*WRITTEN TASK*:
Find the lines that hold the word "present" and return them.

━━━━━━━━━━━━━━━━

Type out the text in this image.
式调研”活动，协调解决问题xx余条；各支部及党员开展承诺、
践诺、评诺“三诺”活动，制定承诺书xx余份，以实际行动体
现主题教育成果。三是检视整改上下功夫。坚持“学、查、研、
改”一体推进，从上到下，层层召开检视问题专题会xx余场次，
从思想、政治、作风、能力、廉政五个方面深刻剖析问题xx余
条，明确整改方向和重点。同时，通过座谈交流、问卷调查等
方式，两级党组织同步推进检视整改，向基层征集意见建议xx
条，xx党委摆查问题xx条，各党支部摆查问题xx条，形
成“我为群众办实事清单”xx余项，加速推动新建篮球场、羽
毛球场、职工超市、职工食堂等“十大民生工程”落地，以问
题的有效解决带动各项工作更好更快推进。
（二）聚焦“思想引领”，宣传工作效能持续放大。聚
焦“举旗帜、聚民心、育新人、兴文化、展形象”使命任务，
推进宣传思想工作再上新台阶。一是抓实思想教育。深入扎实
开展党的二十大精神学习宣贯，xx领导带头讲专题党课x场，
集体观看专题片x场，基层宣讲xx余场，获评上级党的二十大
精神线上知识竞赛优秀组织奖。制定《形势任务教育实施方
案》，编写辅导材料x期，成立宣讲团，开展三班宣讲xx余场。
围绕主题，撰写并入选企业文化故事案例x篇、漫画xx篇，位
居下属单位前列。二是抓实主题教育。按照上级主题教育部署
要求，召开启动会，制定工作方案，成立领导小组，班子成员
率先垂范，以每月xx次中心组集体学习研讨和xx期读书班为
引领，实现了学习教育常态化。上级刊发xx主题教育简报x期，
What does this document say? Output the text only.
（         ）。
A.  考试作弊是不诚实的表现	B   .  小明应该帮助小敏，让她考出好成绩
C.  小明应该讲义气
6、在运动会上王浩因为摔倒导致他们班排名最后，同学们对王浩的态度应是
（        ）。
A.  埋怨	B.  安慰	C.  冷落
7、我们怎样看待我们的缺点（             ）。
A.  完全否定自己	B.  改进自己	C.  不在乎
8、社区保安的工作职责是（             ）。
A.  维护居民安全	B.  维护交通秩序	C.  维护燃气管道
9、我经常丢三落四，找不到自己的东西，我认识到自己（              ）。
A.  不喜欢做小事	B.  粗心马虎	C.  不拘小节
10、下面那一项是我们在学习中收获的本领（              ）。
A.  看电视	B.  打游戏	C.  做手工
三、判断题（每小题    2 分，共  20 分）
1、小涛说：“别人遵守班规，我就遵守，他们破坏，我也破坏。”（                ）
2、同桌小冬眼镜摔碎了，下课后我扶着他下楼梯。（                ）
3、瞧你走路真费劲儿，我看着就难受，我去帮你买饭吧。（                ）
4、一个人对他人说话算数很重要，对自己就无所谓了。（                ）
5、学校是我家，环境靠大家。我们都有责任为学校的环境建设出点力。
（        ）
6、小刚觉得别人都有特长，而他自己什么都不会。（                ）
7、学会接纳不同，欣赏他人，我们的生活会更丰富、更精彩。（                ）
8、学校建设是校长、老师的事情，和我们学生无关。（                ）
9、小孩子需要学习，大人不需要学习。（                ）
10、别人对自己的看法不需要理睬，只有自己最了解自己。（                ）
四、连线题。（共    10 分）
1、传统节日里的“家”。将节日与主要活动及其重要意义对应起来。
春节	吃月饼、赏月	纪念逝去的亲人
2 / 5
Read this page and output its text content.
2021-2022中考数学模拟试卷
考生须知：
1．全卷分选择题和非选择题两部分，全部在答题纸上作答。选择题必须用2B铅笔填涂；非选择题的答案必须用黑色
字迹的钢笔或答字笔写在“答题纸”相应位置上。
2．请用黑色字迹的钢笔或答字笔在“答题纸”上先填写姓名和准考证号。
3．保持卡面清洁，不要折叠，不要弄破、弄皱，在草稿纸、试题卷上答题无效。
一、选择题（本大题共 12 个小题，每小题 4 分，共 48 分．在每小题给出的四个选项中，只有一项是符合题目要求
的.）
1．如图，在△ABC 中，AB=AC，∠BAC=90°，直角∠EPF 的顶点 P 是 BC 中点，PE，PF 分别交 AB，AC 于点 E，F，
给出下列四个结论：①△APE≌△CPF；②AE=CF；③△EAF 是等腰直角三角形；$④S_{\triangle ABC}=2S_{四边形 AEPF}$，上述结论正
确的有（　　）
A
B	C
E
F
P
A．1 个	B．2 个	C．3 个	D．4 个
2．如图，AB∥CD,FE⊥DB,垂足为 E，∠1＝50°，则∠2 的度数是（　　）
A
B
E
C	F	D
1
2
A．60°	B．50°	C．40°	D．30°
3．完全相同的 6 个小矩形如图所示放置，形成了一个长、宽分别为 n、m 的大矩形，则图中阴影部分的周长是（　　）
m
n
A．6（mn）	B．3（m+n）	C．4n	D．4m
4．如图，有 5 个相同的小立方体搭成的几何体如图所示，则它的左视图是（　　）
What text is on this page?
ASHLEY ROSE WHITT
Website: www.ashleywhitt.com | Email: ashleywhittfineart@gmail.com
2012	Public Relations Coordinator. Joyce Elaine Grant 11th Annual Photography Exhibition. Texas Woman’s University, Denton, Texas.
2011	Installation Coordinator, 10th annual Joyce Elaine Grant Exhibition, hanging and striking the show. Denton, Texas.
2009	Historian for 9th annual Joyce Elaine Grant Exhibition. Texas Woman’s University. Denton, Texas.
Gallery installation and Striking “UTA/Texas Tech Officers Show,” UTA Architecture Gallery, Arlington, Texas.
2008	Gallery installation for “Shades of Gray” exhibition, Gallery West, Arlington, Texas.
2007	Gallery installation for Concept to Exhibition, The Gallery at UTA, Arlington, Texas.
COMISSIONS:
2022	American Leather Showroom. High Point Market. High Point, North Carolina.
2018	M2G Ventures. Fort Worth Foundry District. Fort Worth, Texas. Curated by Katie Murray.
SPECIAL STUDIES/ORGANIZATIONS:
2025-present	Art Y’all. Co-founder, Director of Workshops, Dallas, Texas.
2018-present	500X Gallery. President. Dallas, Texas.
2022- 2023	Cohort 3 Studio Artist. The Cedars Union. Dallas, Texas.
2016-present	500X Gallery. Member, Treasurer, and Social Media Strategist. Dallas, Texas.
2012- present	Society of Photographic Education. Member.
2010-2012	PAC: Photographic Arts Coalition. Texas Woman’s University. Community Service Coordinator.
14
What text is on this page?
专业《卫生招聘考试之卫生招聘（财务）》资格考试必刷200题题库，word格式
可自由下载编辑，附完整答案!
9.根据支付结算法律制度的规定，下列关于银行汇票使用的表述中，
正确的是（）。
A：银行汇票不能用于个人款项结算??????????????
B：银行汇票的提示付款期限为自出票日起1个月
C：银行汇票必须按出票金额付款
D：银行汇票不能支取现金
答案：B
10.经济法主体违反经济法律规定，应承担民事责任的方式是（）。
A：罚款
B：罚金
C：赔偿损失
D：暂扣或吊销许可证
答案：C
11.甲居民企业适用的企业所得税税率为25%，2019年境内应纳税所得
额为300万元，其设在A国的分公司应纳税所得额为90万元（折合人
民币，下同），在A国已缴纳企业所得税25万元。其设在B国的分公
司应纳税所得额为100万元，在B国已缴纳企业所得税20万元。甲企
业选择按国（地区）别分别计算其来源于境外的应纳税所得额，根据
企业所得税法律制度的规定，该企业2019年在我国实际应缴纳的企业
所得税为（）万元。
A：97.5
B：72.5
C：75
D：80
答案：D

━━━━━━━━━━━━━━━━

*FINISHED TASK*:
2025-present	Art Y’all. Co-founder, Director of Workshops, Dallas, Texas.
2018-present	500X Gallery. President. Dallas, Texas.
2016-present	500X Gallery. Member, Treasurer, and Social Media Strategist. Dallas, Texas.
2012- present	Society of Photographic Education. Member.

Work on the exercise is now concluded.